### [Task goal]
Report, word for word, every line of the material that contains "碳共同体".

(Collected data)
────────────────────
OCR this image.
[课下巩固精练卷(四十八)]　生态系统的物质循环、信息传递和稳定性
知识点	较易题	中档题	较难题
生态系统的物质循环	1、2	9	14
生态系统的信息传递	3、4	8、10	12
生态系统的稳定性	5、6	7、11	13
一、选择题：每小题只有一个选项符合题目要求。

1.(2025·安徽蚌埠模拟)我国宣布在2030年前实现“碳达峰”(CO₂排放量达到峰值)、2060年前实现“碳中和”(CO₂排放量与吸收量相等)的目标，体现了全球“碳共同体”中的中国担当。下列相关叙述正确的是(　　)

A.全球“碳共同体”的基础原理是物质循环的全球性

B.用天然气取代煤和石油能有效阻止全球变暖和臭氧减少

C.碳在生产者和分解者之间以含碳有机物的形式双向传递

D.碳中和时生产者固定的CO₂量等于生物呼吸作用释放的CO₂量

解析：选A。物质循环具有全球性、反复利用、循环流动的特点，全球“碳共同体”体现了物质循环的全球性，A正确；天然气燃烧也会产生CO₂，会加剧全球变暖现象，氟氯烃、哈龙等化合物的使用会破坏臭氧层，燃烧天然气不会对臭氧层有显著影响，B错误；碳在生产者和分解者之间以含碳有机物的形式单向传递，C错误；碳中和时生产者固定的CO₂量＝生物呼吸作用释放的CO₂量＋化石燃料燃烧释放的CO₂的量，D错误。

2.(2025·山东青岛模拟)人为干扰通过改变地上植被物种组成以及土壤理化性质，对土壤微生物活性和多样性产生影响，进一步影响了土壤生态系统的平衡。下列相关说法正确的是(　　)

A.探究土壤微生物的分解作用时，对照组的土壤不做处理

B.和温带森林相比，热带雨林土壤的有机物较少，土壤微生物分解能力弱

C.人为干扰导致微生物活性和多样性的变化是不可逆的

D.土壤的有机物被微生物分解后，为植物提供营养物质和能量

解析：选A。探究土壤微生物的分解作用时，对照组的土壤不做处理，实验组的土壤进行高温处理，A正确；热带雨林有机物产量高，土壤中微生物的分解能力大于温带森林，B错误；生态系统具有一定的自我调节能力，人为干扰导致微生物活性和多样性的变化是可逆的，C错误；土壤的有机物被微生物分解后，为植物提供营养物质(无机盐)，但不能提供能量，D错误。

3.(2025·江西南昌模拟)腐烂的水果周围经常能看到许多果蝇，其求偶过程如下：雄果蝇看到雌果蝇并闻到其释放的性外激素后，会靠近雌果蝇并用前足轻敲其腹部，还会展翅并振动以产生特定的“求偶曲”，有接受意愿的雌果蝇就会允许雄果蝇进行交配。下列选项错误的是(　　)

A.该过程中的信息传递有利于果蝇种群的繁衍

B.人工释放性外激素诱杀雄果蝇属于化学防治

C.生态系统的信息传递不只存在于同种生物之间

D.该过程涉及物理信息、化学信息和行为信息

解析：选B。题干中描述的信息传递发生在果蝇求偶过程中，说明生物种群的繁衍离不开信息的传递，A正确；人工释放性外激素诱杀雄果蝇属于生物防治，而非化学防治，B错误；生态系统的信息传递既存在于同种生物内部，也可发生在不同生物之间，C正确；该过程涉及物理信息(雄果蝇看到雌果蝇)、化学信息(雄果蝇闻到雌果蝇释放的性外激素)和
────────────────────
### [Exercise result]
1.(2025·安徽蚌埠模拟)我国宣布在2030年前实现“碳达峰”(CO₂排放量达到峰值)、2060年前实现“碳中和”(CO₂排放量与吸收量相等)的目标，体现了全球“碳共同体”中的中国担当。下列相关叙述正确的是(　　)
A.全球“碳共同体”的基础原理是物质循环的全球性
解析：选A。物质循环具有全球性、反复利用、循环流动的特点，全球“碳共同体”体现了物质循环的全球性，A正确；天然气燃烧也会产生CO₂，会加剧全球变暖现象，氟氯烃、哈龙等化合物的使用会破坏臭氧层，燃烧天然气不会对臭氧层有显著影响，B错误；碳在生产者和分解者之间以含碳有机物的形式单向传递，C错误；碳中和时生产者固定的CO₂量＝生物呼吸作用释放的CO₂量＋化石燃料燃烧释放的CO₂的量，D错误。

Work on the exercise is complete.